— What the exercise asks —
Each line of the listing must be transcribed exactly, except for the images, which should be excluded.

— Task inputs —
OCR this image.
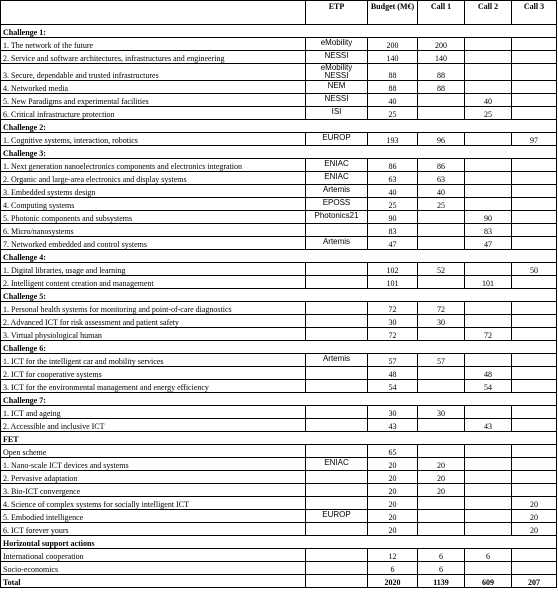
	ETP	Budget (M€)	Call 1	Call 2	Call 3
Challenge 1:					
1. The network of the future	eMobility	200	200		
2. Service and software architectures, infrastructures and engineering	NESSI	140	140		
3. Secure, dependable and trusted infrastructures	eMobility NESSI	88	88		
4. Networked media	NEM	88	88		
5. New Paradigms and experimental facilities	NESSI	40		40	
6. Critical infrastructure protection	ISI	25		25	
Challenge 2:					
1. Cognitive systems, interaction, robotics	EUROP	193	96		97
Challenge 3:					
1. Next generation nanoelectronics components and electronics integration	ENIAC	86	86		
2. Organic and large-area electronics and display systems	ENIAC	63	63		
3. Embedded systems design	Artemis	40	40		
4. Computing systems	EPOSS	25	25		
5. Photonic components and subsystems	Photonics21	90		90	
6. Micro/nanosystems		83		83	
7. Networked embedded and control systems	Artemis	47		47	
Challenge 4:					
1. Digital libraries, usage and learning		102	52		50
2. Intelligent content creation and management		101		101	
Challenge 5:					
1. Personal health systems for monitoring and point-of-care diagnostics		72	72		
2. Advanced ICT for risk assessment and patient safety		30	30		
3. Virtual physiological human		72		72	
Challenge 6:					
1. ICT for the intelligent car and mobility services	Artemis	57	57		
2. ICT for cooperative systems		48		48	
3. ICT for the environmental management and energy efficiency		54		54	
Challenge 7:					
1. ICT and ageing		30	30		
2. Accessible and inclusive ICT		43		43	
FET					
Open scheme		65			
1. Nano-scale ICT devices and systems	ENIAC	20	20		
2. Pervasive adaptation		20	20		
3. Bio-ICT convergence		20	20		
4. Science of complex systems for socially intelligent ICT		20			20
5. Embodied intelligence	EUROP	20			20
6. ICT forever yours		20			20
Horizontal support actions					
International cooperation		12	6	6	
Socio-economics		6	6		
Total		2020	1139	609	207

— Full output —
OCR this image.
	ETP	Budget (M€)	Call 1	Call 2	Call 3
Challenge 1:					
1. The network of the future	eMobility	200	200		
2. Service and software architectures, infrastructures and engineering	NESSI	140	140		
3. Secure, dependable and trusted infrastructures	eMobility NESSI	88	88		
4. Networked media	NEM	88	88		
5. New Paradigms and experimental facilities	NESSI	40		40	
6. Critical infrastructure protection	ISI	25		25	
Challenge 2:					
1. Cognitive systems, interaction, robotics	EUROP	193	96		97
Challenge 3:					
1. Next generation nanoelectronics components and electronics integration	ENIAC	86	86		
2. Organic and large-area electronics and display systems	ENIAC	63	63		
3. Embedded systems design	Artemis	40	40		
4. Computing systems	EPOSS	25	25		
5. Photonic components and subsystems	Photonics21	90		90	
6. Micro/nanosystems		83		83	
7. Networked embedded and control systems	Artemis	47		47	
Challenge 4:					
1. Digital libraries, usage and learning		102	52		50
2. Intelligent content creation and management		101		101	
Challenge 5:					
1. Personal health systems for monitoring and point-of-care diagnostics		72	72		
2. Advanced ICT for risk assessment and patient safety		30	30		
3. Virtual physiological human		72		72	
Challenge 6:					
1. ICT for the intelligent car and mobility services	Artemis	57	57		
2. ICT for cooperative systems		48		48	
3. ICT for the environmental management and energy efficiency		54		54	
Challenge 7:					
1. ICT and ageing		30	30		
2. Accessible and inclusive ICT		43		43	
FET					
Open scheme		65			
1. Nano-scale ICT devices and systems	ENIAC	20	20		
2. Pervasive adaptation		20	20		
3. Bio-ICT convergence		20	20		
4. Science of complex systems for socially intelligent ICT		20			20
5. Embodied intelligence	EUROP	20			20
6. ICT forever yours		20			20
Horizontal support actions					
International cooperation		12	6	6	
Socio-economics		6	6		
Total		2020	1139	609	207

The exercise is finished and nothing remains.